— Challenge —
Copy all the entries word for word, but omit the pictures.

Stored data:
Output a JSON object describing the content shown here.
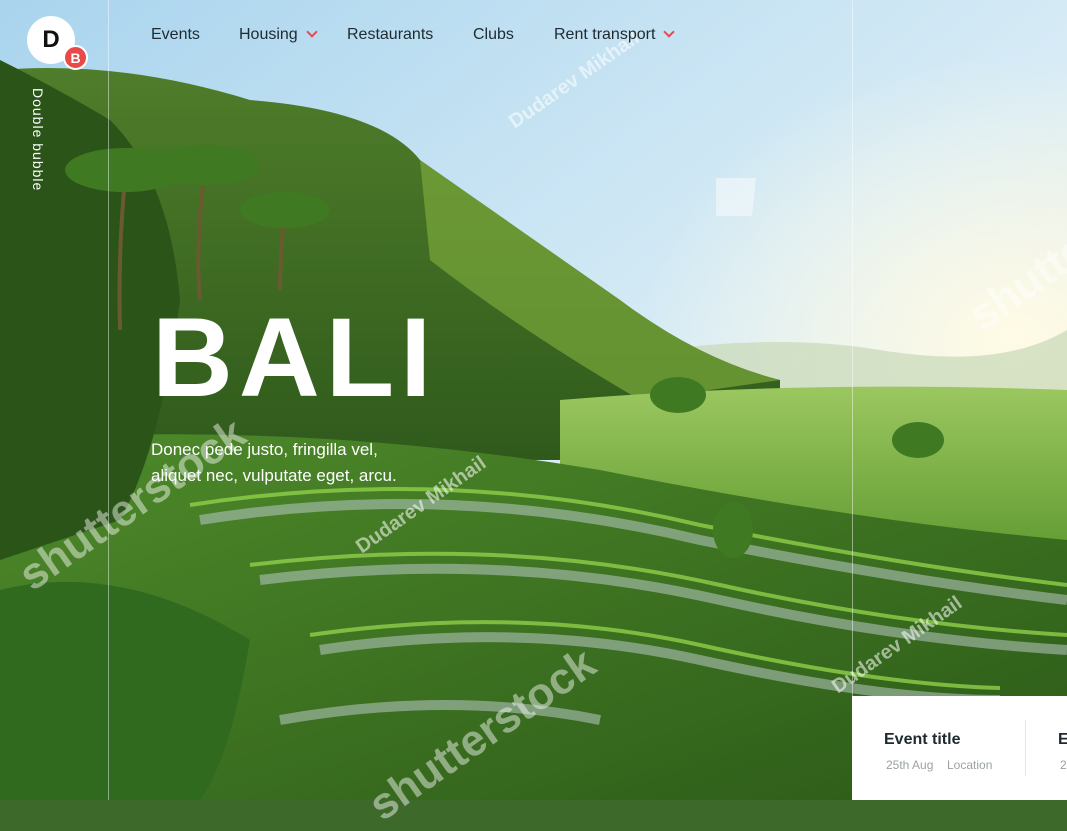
{
  "brand": {
    "logo_letter": "D",
    "badge_letter": "B",
    "name": "Double bubble"
  },
  "nav": {
    "items": [
      {
        "label": "Events",
        "has_dropdown": false
      },
      {
        "label": "Housing",
        "has_dropdown": true
      },
      {
        "label": "Restaurants",
        "has_dropdown": false
      },
      {
        "label": "Clubs",
        "has_dropdown": false
      },
      {
        "label": "Rent transport",
        "has_dropdown": true
      }
    ]
  },
  "hero": {
    "title": "BALI",
    "subtitle_line1": "Donec pede justo, fringilla vel,",
    "subtitle_line2": "aliquet nec, vulputate eget, arcu."
  },
  "events": [
    {
      "title": "Event title",
      "date": "25th Aug",
      "location": "Location"
    },
    {
      "title": "E",
      "date": "2"
    }
  ],
  "watermark": {
    "brand": "shutterstock",
    "author": "Dudarev Mikhail"
  },
  "colors": {
    "accent": "#e84a4a",
    "nav_text": "#1e2a30",
    "muted": "#9aa2a6"
  }
}
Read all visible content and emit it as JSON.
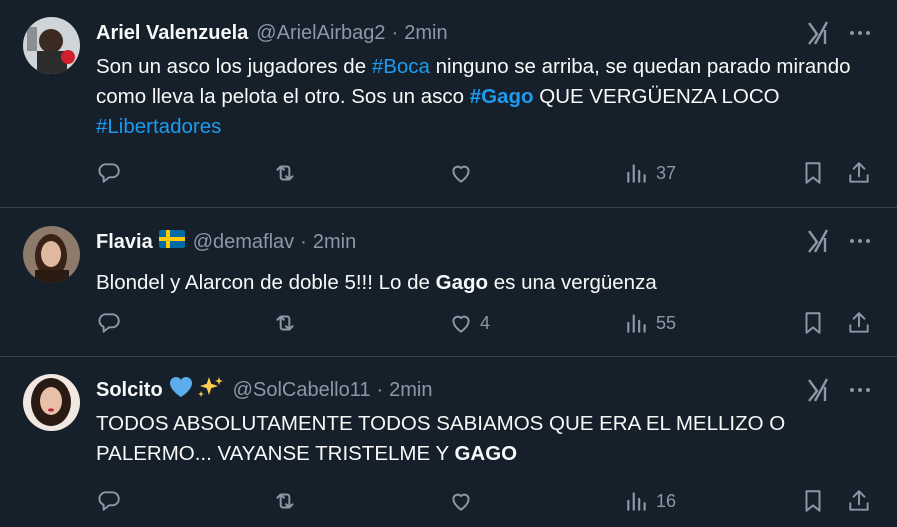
{
  "tweets": [
    {
      "name": "Ariel Valenzuela",
      "handle": "@ArielAirbag2",
      "separator": "·",
      "time": "2min",
      "text_segments": [
        {
          "text": "Son un asco los jugadores de ",
          "style": "plain"
        },
        {
          "text": "#Boca",
          "style": "hashtag"
        },
        {
          "text": " ninguno se arriba, se quedan parado mirando como lleva la pelota el otro. Sos un asco ",
          "style": "plain"
        },
        {
          "text": "#Gago",
          "style": "hashtag-bold"
        },
        {
          "text": " QUE VERGÜENZA LOCO ",
          "style": "plain"
        },
        {
          "text": "#Libertadores",
          "style": "hashtag"
        }
      ],
      "reply_count": "",
      "retweet_count": "",
      "like_count": "",
      "views_count": "37"
    },
    {
      "name": "Flavia",
      "name_emoji": "🇸🇪",
      "handle": "@demaflav",
      "separator": "·",
      "time": "2min",
      "text_segments": [
        {
          "text": "Blondel y Alarcon de doble 5!!! Lo de ",
          "style": "plain"
        },
        {
          "text": "Gago",
          "style": "bold"
        },
        {
          "text": " es una vergüenza",
          "style": "plain"
        }
      ],
      "reply_count": "",
      "retweet_count": "",
      "like_count": "4",
      "views_count": "55"
    },
    {
      "name": "Solcito",
      "name_emoji": "💙✨",
      "handle": "@SolCabello11",
      "separator": "·",
      "time": "2min",
      "text_segments": [
        {
          "text": "TODOS ABSOLUTAMENTE TODOS SABIAMOS QUE ERA EL MELLIZO O PALERMO... VAYANSE TRISTELME Y ",
          "style": "plain"
        },
        {
          "text": "GAGO",
          "style": "bold"
        }
      ],
      "reply_count": "",
      "retweet_count": "",
      "like_count": "",
      "views_count": "16"
    }
  ],
  "colors": {
    "background": "#15202b",
    "divider": "#38444d",
    "text_primary": "#f7f9f9",
    "text_secondary": "#8b98a5",
    "link": "#1d9bf0"
  },
  "icons": {
    "top_right": [
      "grok-icon",
      "more-icon"
    ],
    "actions": [
      "reply-icon",
      "retweet-icon",
      "like-icon",
      "views-icon",
      "bookmark-icon",
      "share-icon"
    ]
  }
}
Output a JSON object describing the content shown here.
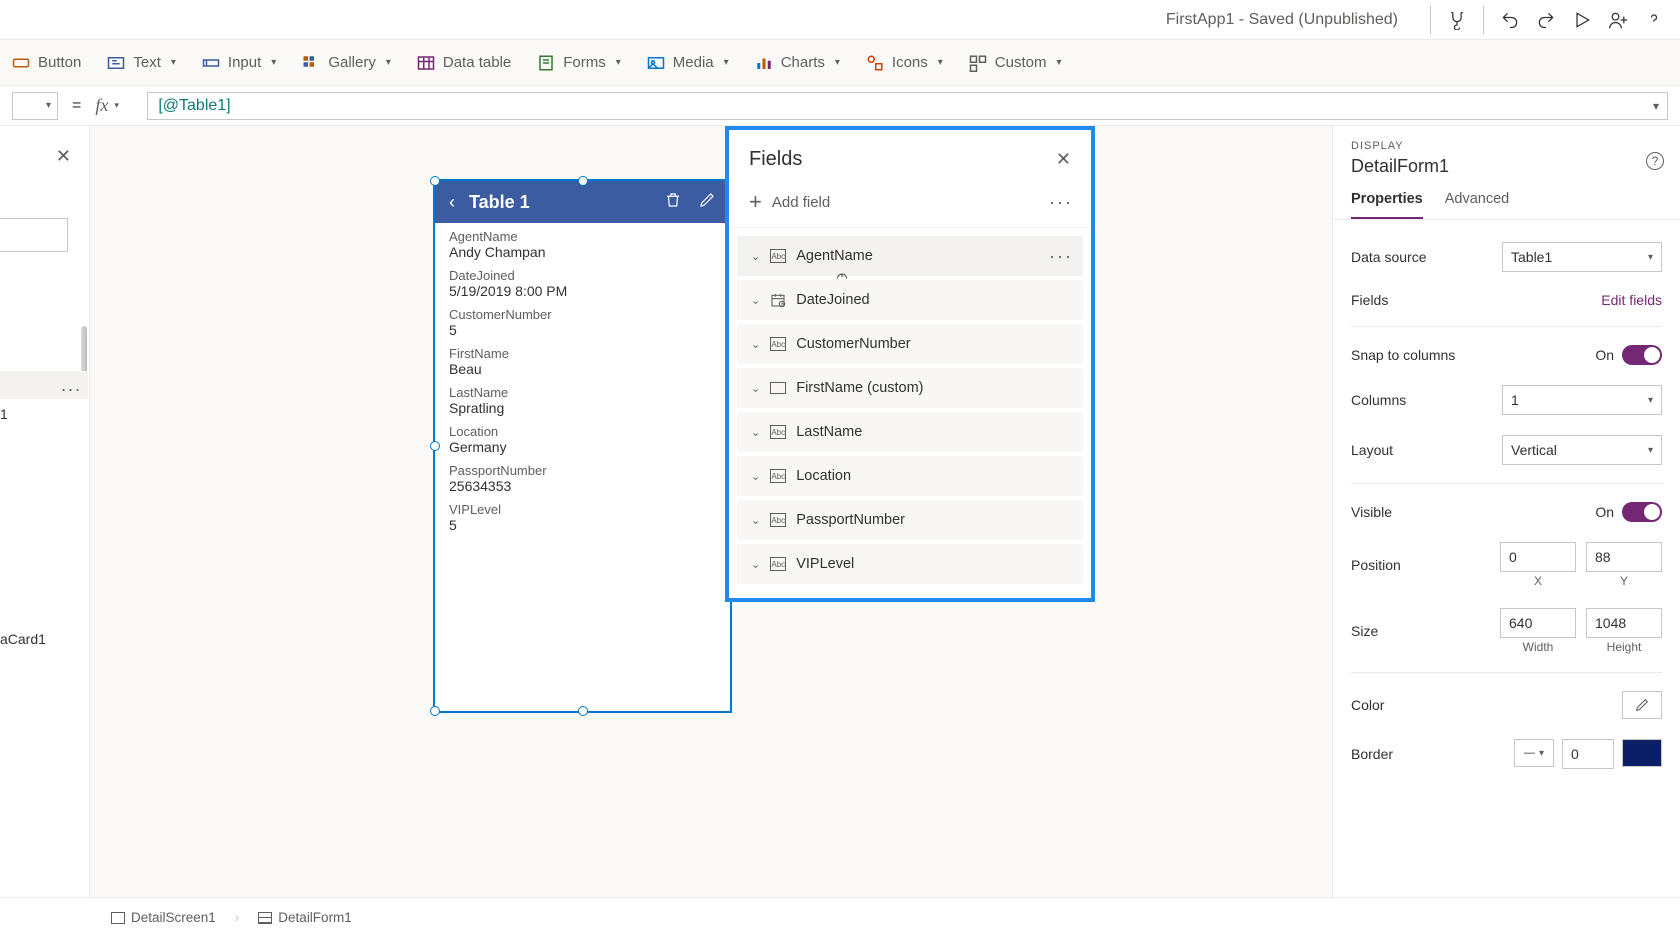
{
  "title_bar": {
    "title": "FirstApp1 - Saved (Unpublished)"
  },
  "ribbon": {
    "button": "Button",
    "text": "Text",
    "input": "Input",
    "gallery": "Gallery",
    "data_table": "Data table",
    "forms": "Forms",
    "media": "Media",
    "charts": "Charts",
    "icons": "Icons",
    "custom": "Custom"
  },
  "formula_bar": {
    "equals": "=",
    "fx": "fx",
    "formula": "[@Table1]"
  },
  "tree": {
    "selected_more": "...",
    "item_partial_1": "1",
    "item_partial_2": "aCard1"
  },
  "form": {
    "title": "Table 1",
    "cards": [
      {
        "label": "AgentName",
        "value": "Andy Champan"
      },
      {
        "label": "DateJoined",
        "value": "5/19/2019 8:00 PM"
      },
      {
        "label": "CustomerNumber",
        "value": "5"
      },
      {
        "label": "FirstName",
        "value": "Beau"
      },
      {
        "label": "LastName",
        "value": "Spratling"
      },
      {
        "label": "Location",
        "value": "Germany"
      },
      {
        "label": "PassportNumber",
        "value": "25634353"
      },
      {
        "label": "VIPLevel",
        "value": "5"
      }
    ]
  },
  "fields_popup": {
    "title": "Fields",
    "add_field": "Add field",
    "items": [
      {
        "name": "AgentName",
        "type": "abc",
        "hovered": true
      },
      {
        "name": "DateJoined",
        "type": "date"
      },
      {
        "name": "CustomerNumber",
        "type": "abc"
      },
      {
        "name": "FirstName (custom)",
        "type": "custom"
      },
      {
        "name": "LastName",
        "type": "abc"
      },
      {
        "name": "Location",
        "type": "abc"
      },
      {
        "name": "PassportNumber",
        "type": "abc"
      },
      {
        "name": "VIPLevel",
        "type": "abc"
      }
    ]
  },
  "props": {
    "category": "DISPLAY",
    "name": "DetailForm1",
    "tabs": {
      "properties": "Properties",
      "advanced": "Advanced"
    },
    "data_source_label": "Data source",
    "data_source_value": "Table1",
    "fields_label": "Fields",
    "edit_fields": "Edit fields",
    "snap_label": "Snap to columns",
    "snap_value": "On",
    "columns_label": "Columns",
    "columns_value": "1",
    "layout_label": "Layout",
    "layout_value": "Vertical",
    "visible_label": "Visible",
    "visible_value": "On",
    "position_label": "Position",
    "pos_x": "0",
    "pos_y": "88",
    "pos_x_lbl": "X",
    "pos_y_lbl": "Y",
    "size_label": "Size",
    "size_w": "640",
    "size_h": "1048",
    "size_w_lbl": "Width",
    "size_h_lbl": "Height",
    "color_label": "Color",
    "border_label": "Border",
    "border_width": "0"
  },
  "breadcrumb": {
    "screen": "DetailScreen1",
    "form": "DetailForm1"
  }
}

— Result —
Output a JSON object describing the content shown here.
{
  "brand": {
    "logo_letter": "D",
    "badge_letter": "B",
    "name": "Double bubble"
  },
  "nav": {
    "items": [
      {
        "label": "Events",
        "has_dropdown": false
      },
      {
        "label": "Housing",
        "has_dropdown": true
      },
      {
        "label": "Restaurants",
        "has_dropdown": false
      },
      {
        "label": "Clubs",
        "has_dropdown": false
      },
      {
        "label": "Rent transport",
        "has_dropdown": true
      }
    ]
  },
  "hero": {
    "title": "BALI",
    "subtitle_line1": "Donec pede justo, fringilla vel,",
    "subtitle_line2": "aliquet nec, vulputate eget, arcu."
  },
  "events": [
    {
      "title": "Event title",
      "date": "25th Aug",
      "location": "Location"
    },
    {
      "title": "E",
      "date": "2"
    }
  ],
  "watermark": {
    "brand": "shutterstock",
    "author": "Dudarev Mikhail"
  },
  "colors": {
    "accent": "#e84a4a",
    "nav_text": "#1e2a30",
    "muted": "#9aa2a6"
  }
}
Read all visible content and emit it as JSON.
{
  "tweets": [
    {
      "name": "Ariel Valenzuela",
      "handle": "@ArielAirbag2",
      "separator": "·",
      "time": "2min",
      "text_segments": [
        {
          "text": "Son un asco los jugadores de ",
          "style": "plain"
        },
        {
          "text": "#Boca",
          "style": "hashtag"
        },
        {
          "text": " ninguno se arriba, se quedan parado mirando como lleva la pelota el otro. Sos un asco ",
          "style": "plain"
        },
        {
          "text": "#Gago",
          "style": "hashtag-bold"
        },
        {
          "text": " QUE VERGÜENZA LOCO ",
          "style": "plain"
        },
        {
          "text": "#Libertadores",
          "style": "hashtag"
        }
      ],
      "reply_count": "",
      "retweet_count": "",
      "like_count": "",
      "views_count": "37"
    },
    {
      "name": "Flavia",
      "name_emoji": "🇸🇪",
      "handle": "@demaflav",
      "separator": "·",
      "time": "2min",
      "text_segments": [
        {
          "text": "Blondel y Alarcon de doble 5!!! Lo de ",
          "style": "plain"
        },
        {
          "text": "Gago",
          "style": "bold"
        },
        {
          "text": " es una vergüenza",
          "style": "plain"
        }
      ],
      "reply_count": "",
      "retweet_count": "",
      "like_count": "4",
      "views_count": "55"
    },
    {
      "name": "Solcito",
      "name_emoji": "💙✨",
      "handle": "@SolCabello11",
      "separator": "·",
      "time": "2min",
      "text_segments": [
        {
          "text": "TODOS ABSOLUTAMENTE TODOS SABIAMOS QUE ERA EL MELLIZO O PALERMO... VAYANSE TRISTELME Y ",
          "style": "plain"
        },
        {
          "text": "GAGO",
          "style": "bold"
        }
      ],
      "reply_count": "",
      "retweet_count": "",
      "like_count": "",
      "views_count": "16"
    }
  ],
  "colors": {
    "background": "#15202b",
    "divider": "#38444d",
    "text_primary": "#f7f9f9",
    "text_secondary": "#8b98a5",
    "link": "#1d9bf0"
  },
  "icons": {
    "top_right": [
      "grok-icon",
      "more-icon"
    ],
    "actions": [
      "reply-icon",
      "retweet-icon",
      "like-icon",
      "views-icon",
      "bookmark-icon",
      "share-icon"
    ]
  }
}
Output a JSON object describing the content shown here.
{
  "title_bar": {
    "title": "FirstApp1 - Saved (Unpublished)"
  },
  "ribbon": {
    "button": "Button",
    "text": "Text",
    "input": "Input",
    "gallery": "Gallery",
    "data_table": "Data table",
    "forms": "Forms",
    "media": "Media",
    "charts": "Charts",
    "icons": "Icons",
    "custom": "Custom"
  },
  "formula_bar": {
    "equals": "=",
    "fx": "fx",
    "formula": "[@Table1]"
  },
  "tree": {
    "selected_more": "...",
    "item_partial_1": "1",
    "item_partial_2": "aCard1"
  },
  "form": {
    "title": "Table 1",
    "cards": [
      {
        "label": "AgentName",
        "value": "Andy Champan"
      },
      {
        "label": "DateJoined",
        "value": "5/19/2019 8:00 PM"
      },
      {
        "label": "CustomerNumber",
        "value": "5"
      },
      {
        "label": "FirstName",
        "value": "Beau"
      },
      {
        "label": "LastName",
        "value": "Spratling"
      },
      {
        "label": "Location",
        "value": "Germany"
      },
      {
        "label": "PassportNumber",
        "value": "25634353"
      },
      {
        "label": "VIPLevel",
        "value": "5"
      }
    ]
  },
  "fields_popup": {
    "title": "Fields",
    "add_field": "Add field",
    "items": [
      {
        "name": "AgentName",
        "type": "abc",
        "hovered": true
      },
      {
        "name": "DateJoined",
        "type": "date"
      },
      {
        "name": "CustomerNumber",
        "type": "abc"
      },
      {
        "name": "FirstName (custom)",
        "type": "custom"
      },
      {
        "name": "LastName",
        "type": "abc"
      },
      {
        "name": "Location",
        "type": "abc"
      },
      {
        "name": "PassportNumber",
        "type": "abc"
      },
      {
        "name": "VIPLevel",
        "type": "abc"
      }
    ]
  },
  "props": {
    "category": "DISPLAY",
    "name": "DetailForm1",
    "tabs": {
      "properties": "Properties",
      "advanced": "Advanced"
    },
    "data_source_label": "Data source",
    "data_source_value": "Table1",
    "fields_label": "Fields",
    "edit_fields": "Edit fields",
    "snap_label": "Snap to columns",
    "snap_value": "On",
    "columns_label": "Columns",
    "columns_value": "1",
    "layout_label": "Layout",
    "layout_value": "Vertical",
    "visible_label": "Visible",
    "visible_value": "On",
    "position_label": "Position",
    "pos_x": "0",
    "pos_y": "88",
    "pos_x_lbl": "X",
    "pos_y_lbl": "Y",
    "size_label": "Size",
    "size_w": "640",
    "size_h": "1048",
    "size_w_lbl": "Width",
    "size_h_lbl": "Height",
    "color_label": "Color",
    "border_label": "Border",
    "border_width": "0"
  },
  "breadcrumb": {
    "screen": "DetailScreen1",
    "form": "DetailForm1"
  }
}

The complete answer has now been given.